WHAT YOU NEED TO DO |
Write out each line word for word. Drop pictures.

Dataset entries

┌──

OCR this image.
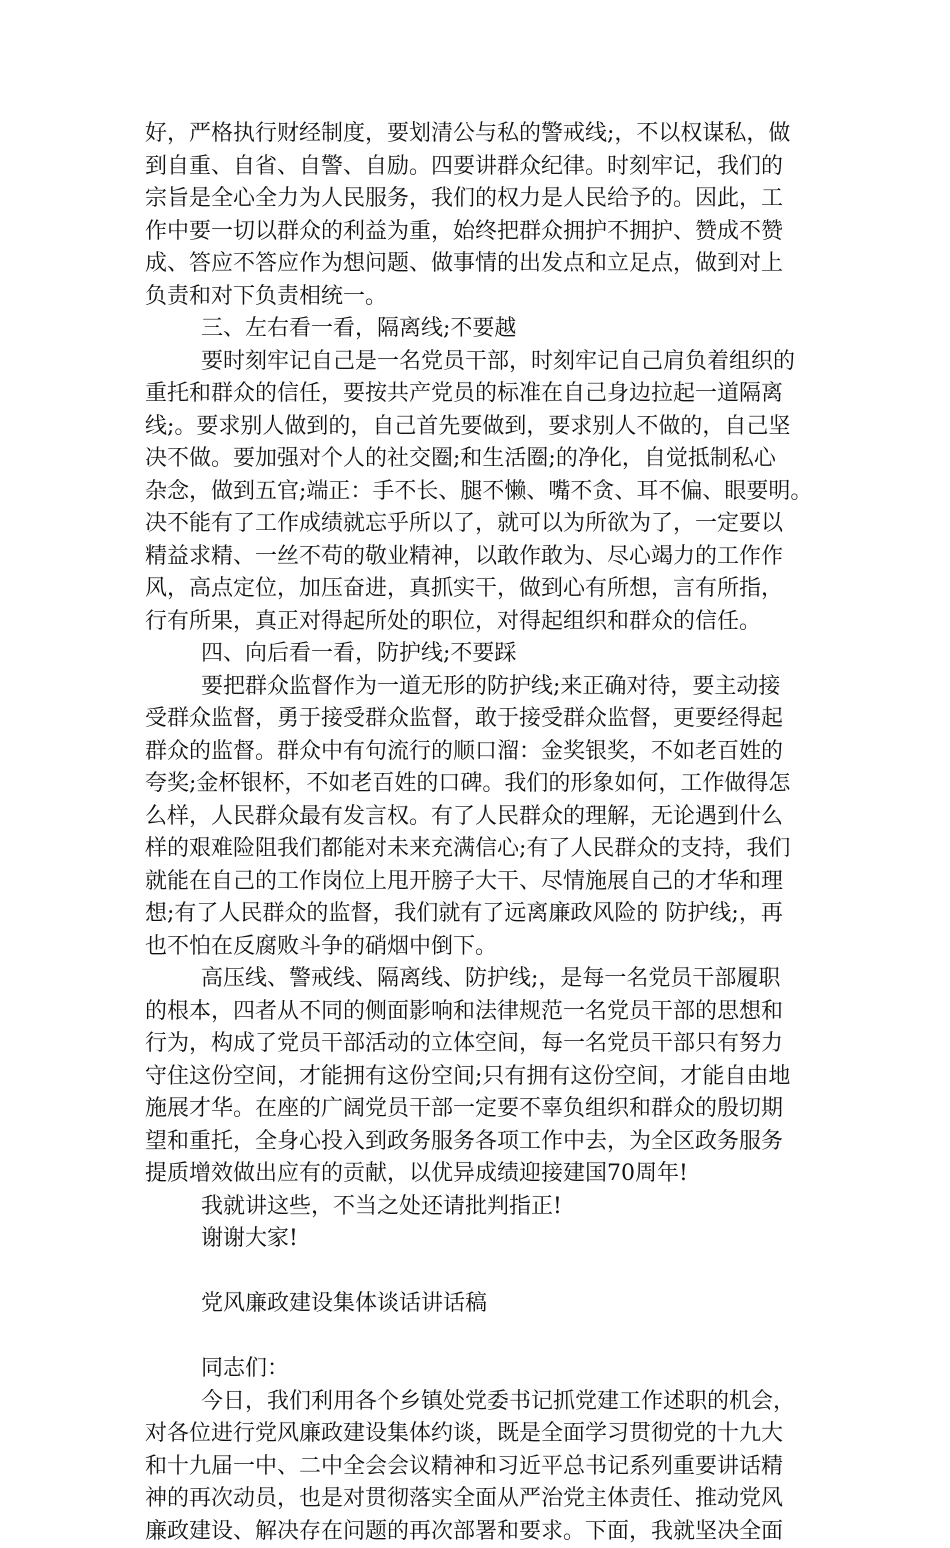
好，严格执行财经制度，要划清公与私的警戒线;，不以权谋私，做
到自重、自省、自警、自励。四要讲群众纪律。时刻牢记，我们的
宗旨是全心全力为人民服务，我们的权力是人民给予的。因此，工
作中要一切以群众的利益为重，始终把群众拥护不拥护、赞成不赞
成、答应不答应作为想问题、做事情的出发点和立足点，做到对上
负责和对下负责相统一。
三、左右看一看，隔离线;不要越
要时刻牢记自己是一名党员干部，时刻牢记自己肩负着组织的
重托和群众的信任，要按共产党员的标准在自己身边拉起一道隔离
线;。要求别人做到的，自己首先要做到，要求别人不做的，自己坚
决不做。要加强对个人的社交圈;和生活圈;的净化，自觉抵制私心
杂念，做到五官;端正：手不长、腿不懒、嘴不贪、耳不偏、眼要明。
决不能有了工作成绩就忘乎所以了，就可以为所欲为了，一定要以
精益求精、一丝不苟的敬业精神，以敢作敢为、尽心竭力的工作作
风，高点定位，加压奋进，真抓实干，做到心有所想，言有所指，
行有所果，真正对得起所处的职位，对得起组织和群众的信任。
四、向后看一看，防护线;不要踩
要把群众监督作为一道无形的防护线;来正确对待，要主动接
受群众监督，勇于接受群众监督，敢于接受群众监督，更要经得起
群众的监督。群众中有句流行的顺口溜：金奖银奖，不如老百姓的
夸奖;金杯银杯，不如老百姓的口碑。我们的形象如何，工作做得怎
么样，人民群众最有发言权。有了人民群众的理解，无论遇到什么
样的艰难险阻我们都能对未来充满信心;有了人民群众的支持，我们
就能在自己的工作岗位上甩开膀子大干、尽情施展自己的才华和理
想;有了人民群众的监督，我们就有了远离廉政风险的 防护线;，再
也不怕在反腐败斗争的硝烟中倒下。
高压线、警戒线、隔离线、防护线;，是每一名党员干部履职
的根本，四者从不同的侧面影响和法律规范一名党员干部的思想和
行为，构成了党员干部活动的立体空间，每一名党员干部只有努力
守住这份空间，才能拥有这份空间;只有拥有这份空间，才能自由地
施展才华。在座的广阔党员干部一定要不辜负组织和群众的殷切期
望和重托，全身心投入到政务服务各项工作中去，为全区政务服务
提质增效做出应有的贡献，以优异成绩迎接建国70周年!
我就讲这些，不当之处还请批判指正!
谢谢大家!
党风廉政建设集体谈话讲话稿
同志们：
今日，我们利用各个乡镇处党委书记抓党建工作述职的机会，
对各位进行党风廉政建设集体约谈，既是全面学习贯彻党的十九大
和十九届一中、二中全会会议精神和习近平总书记系列重要讲话精
神的再次动员，也是对贯彻落实全面从严治党主体责任、推动党风
廉政建设、解决存在问题的再次部署和要求。下面，我就坚决全面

└──

COMPLETE ANSWER |
OCR this image.
好，严格执行财经制度，要划清公与私的警戒线;，不以权谋私，做
到自重、自省、自警、自励。四要讲群众纪律。时刻牢记，我们的
宗旨是全心全力为人民服务，我们的权力是人民给予的。因此，工
作中要一切以群众的利益为重，始终把群众拥护不拥护、赞成不赞
成、答应不答应作为想问题、做事情的出发点和立足点，做到对上
负责和对下负责相统一。
三、左右看一看，隔离线;不要越
要时刻牢记自己是一名党员干部，时刻牢记自己肩负着组织的
重托和群众的信任，要按共产党员的标准在自己身边拉起一道隔离
线;。要求别人做到的，自己首先要做到，要求别人不做的，自己坚
决不做。要加强对个人的社交圈;和生活圈;的净化，自觉抵制私心
杂念，做到五官;端正：手不长、腿不懒、嘴不贪、耳不偏、眼要明。
决不能有了工作成绩就忘乎所以了，就可以为所欲为了，一定要以
精益求精、一丝不苟的敬业精神，以敢作敢为、尽心竭力的工作作
风，高点定位，加压奋进，真抓实干，做到心有所想，言有所指，
行有所果，真正对得起所处的职位，对得起组织和群众的信任。
四、向后看一看，防护线;不要踩
要把群众监督作为一道无形的防护线;来正确对待，要主动接
受群众监督，勇于接受群众监督，敢于接受群众监督，更要经得起
群众的监督。群众中有句流行的顺口溜：金奖银奖，不如老百姓的
夸奖;金杯银杯，不如老百姓的口碑。我们的形象如何，工作做得怎
么样，人民群众最有发言权。有了人民群众的理解，无论遇到什么
样的艰难险阻我们都能对未来充满信心;有了人民群众的支持，我们
就能在自己的工作岗位上甩开膀子大干、尽情施展自己的才华和理
想;有了人民群众的监督，我们就有了远离廉政风险的 防护线;，再
也不怕在反腐败斗争的硝烟中倒下。
高压线、警戒线、隔离线、防护线;，是每一名党员干部履职
的根本，四者从不同的侧面影响和法律规范一名党员干部的思想和
行为，构成了党员干部活动的立体空间，每一名党员干部只有努力
守住这份空间，才能拥有这份空间;只有拥有这份空间，才能自由地
施展才华。在座的广阔党员干部一定要不辜负组织和群众的殷切期
望和重托，全身心投入到政务服务各项工作中去，为全区政务服务
提质增效做出应有的贡献，以优异成绩迎接建国70周年!
我就讲这些，不当之处还请批判指正!
谢谢大家!
党风廉政建设集体谈话讲话稿
同志们：
今日，我们利用各个乡镇处党委书记抓党建工作述职的机会，
对各位进行党风廉政建设集体约谈，既是全面学习贯彻党的十九大
和十九届一中、二中全会会议精神和习近平总书记系列重要讲话精
神的再次动员，也是对贯彻落实全面从严治党主体责任、推动党风
廉政建设、解决存在问题的再次部署和要求。下面，我就坚决全面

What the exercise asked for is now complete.